> **Problem description**: Repeat the lines that follow, leaving nothing out.

Extracts from a graphics dataset
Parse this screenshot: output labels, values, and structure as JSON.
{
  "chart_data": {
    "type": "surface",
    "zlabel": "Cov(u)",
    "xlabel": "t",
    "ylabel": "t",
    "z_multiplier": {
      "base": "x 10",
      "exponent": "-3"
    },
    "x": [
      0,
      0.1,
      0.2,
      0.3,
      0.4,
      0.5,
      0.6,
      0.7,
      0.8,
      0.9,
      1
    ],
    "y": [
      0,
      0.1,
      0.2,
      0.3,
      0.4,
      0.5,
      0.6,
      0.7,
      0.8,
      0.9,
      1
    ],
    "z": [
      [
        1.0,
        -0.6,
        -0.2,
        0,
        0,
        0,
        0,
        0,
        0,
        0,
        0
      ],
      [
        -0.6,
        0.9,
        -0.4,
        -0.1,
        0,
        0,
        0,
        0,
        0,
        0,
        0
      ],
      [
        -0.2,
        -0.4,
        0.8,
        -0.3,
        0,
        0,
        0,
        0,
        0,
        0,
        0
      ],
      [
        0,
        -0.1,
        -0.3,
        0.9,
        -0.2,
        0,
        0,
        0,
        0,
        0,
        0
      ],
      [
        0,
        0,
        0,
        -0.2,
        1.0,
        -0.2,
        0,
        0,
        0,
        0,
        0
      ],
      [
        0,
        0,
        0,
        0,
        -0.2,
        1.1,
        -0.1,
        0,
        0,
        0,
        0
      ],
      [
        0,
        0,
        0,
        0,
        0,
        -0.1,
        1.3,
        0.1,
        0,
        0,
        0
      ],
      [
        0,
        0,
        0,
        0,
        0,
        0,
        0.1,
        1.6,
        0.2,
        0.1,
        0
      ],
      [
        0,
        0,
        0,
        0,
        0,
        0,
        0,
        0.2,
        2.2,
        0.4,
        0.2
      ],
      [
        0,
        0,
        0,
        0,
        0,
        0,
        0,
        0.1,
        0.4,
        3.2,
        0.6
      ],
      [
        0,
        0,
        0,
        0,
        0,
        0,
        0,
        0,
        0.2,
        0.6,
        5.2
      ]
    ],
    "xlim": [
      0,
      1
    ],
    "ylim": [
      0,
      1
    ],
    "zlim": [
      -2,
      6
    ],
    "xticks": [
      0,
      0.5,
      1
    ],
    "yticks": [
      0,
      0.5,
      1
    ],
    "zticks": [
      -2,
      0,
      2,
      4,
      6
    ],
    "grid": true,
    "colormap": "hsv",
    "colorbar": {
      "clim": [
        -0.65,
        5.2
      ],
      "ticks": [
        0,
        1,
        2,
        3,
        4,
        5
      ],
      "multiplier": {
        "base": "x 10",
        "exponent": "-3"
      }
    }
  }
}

> **Solution**:
Parse this screenshot: output labels, values, and structure as JSON.
{
  "chart_data": {
    "type": "surface",
    "zlabel": "Cov(u)",
    "xlabel": "t",
    "ylabel": "t",
    "z_multiplier": {
      "base": "x 10",
      "exponent": "-3"
    },
    "x": [
      0,
      0.1,
      0.2,
      0.3,
      0.4,
      0.5,
      0.6,
      0.7,
      0.8,
      0.9,
      1
    ],
    "y": [
      0,
      0.1,
      0.2,
      0.3,
      0.4,
      0.5,
      0.6,
      0.7,
      0.8,
      0.9,
      1
    ],
    "z": [
      [
        1.0,
        -0.6,
        -0.2,
        0,
        0,
        0,
        0,
        0,
        0,
        0,
        0
      ],
      [
        -0.6,
        0.9,
        -0.4,
        -0.1,
        0,
        0,
        0,
        0,
        0,
        0,
        0
      ],
      [
        -0.2,
        -0.4,
        0.8,
        -0.3,
        0,
        0,
        0,
        0,
        0,
        0,
        0
      ],
      [
        0,
        -0.1,
        -0.3,
        0.9,
        -0.2,
        0,
        0,
        0,
        0,
        0,
        0
      ],
      [
        0,
        0,
        0,
        -0.2,
        1.0,
        -0.2,
        0,
        0,
        0,
        0,
        0
      ],
      [
        0,
        0,
        0,
        0,
        -0.2,
        1.1,
        -0.1,
        0,
        0,
        0,
        0
      ],
      [
        0,
        0,
        0,
        0,
        0,
        -0.1,
        1.3,
        0.1,
        0,
        0,
        0
      ],
      [
        0,
        0,
        0,
        0,
        0,
        0,
        0.1,
        1.6,
        0.2,
        0.1,
        0
      ],
      [
        0,
        0,
        0,
        0,
        0,
        0,
        0,
        0.2,
        2.2,
        0.4,
        0.2
      ],
      [
        0,
        0,
        0,
        0,
        0,
        0,
        0,
        0.1,
        0.4,
        3.2,
        0.6
      ],
      [
        0,
        0,
        0,
        0,
        0,
        0,
        0,
        0,
        0.2,
        0.6,
        5.2
      ]
    ],
    "xlim": [
      0,
      1
    ],
    "ylim": [
      0,
      1
    ],
    "zlim": [
      -2,
      6
    ],
    "xticks": [
      0,
      0.5,
      1
    ],
    "yticks": [
      0,
      0.5,
      1
    ],
    "zticks": [
      -2,
      0,
      2,
      4,
      6
    ],
    "grid": true,
    "colormap": "hsv",
    "colorbar": {
      "clim": [
        -0.65,
        5.2
      ],
      "ticks": [
        0,
        1,
        2,
        3,
        4,
        5
      ],
      "multiplier": {
        "base": "x 10",
        "exponent": "-3"
      }
    }
  }
}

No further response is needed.